[Dataset records]

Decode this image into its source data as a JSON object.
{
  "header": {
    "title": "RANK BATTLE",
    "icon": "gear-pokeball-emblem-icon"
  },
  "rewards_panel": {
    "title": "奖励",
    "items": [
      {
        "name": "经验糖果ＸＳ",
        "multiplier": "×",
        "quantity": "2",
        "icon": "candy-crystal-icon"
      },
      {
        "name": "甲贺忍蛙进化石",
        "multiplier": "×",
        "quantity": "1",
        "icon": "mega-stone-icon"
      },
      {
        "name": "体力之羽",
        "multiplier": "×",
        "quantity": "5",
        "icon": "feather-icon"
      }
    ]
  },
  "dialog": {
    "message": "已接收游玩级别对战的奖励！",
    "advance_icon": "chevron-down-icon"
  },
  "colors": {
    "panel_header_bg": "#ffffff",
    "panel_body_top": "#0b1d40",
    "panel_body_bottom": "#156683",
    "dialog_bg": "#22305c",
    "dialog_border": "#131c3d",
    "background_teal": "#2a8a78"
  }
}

> _Requirements_: Output the records exactly, including every line.

> _Result_:
Decode this image into its source data as a JSON object.
{
  "header": {
    "title": "RANK BATTLE",
    "icon": "gear-pokeball-emblem-icon"
  },
  "rewards_panel": {
    "title": "奖励",
    "items": [
      {
        "name": "经验糖果ＸＳ",
        "multiplier": "×",
        "quantity": "2",
        "icon": "candy-crystal-icon"
      },
      {
        "name": "甲贺忍蛙进化石",
        "multiplier": "×",
        "quantity": "1",
        "icon": "mega-stone-icon"
      },
      {
        "name": "体力之羽",
        "multiplier": "×",
        "quantity": "5",
        "icon": "feather-icon"
      }
    ]
  },
  "dialog": {
    "message": "已接收游玩级别对战的奖励！",
    "advance_icon": "chevron-down-icon"
  },
  "colors": {
    "panel_header_bg": "#ffffff",
    "panel_body_top": "#0b1d40",
    "panel_body_bottom": "#156683",
    "dialog_bg": "#22305c",
    "dialog_border": "#131c3d",
    "background_teal": "#2a8a78"
  }
}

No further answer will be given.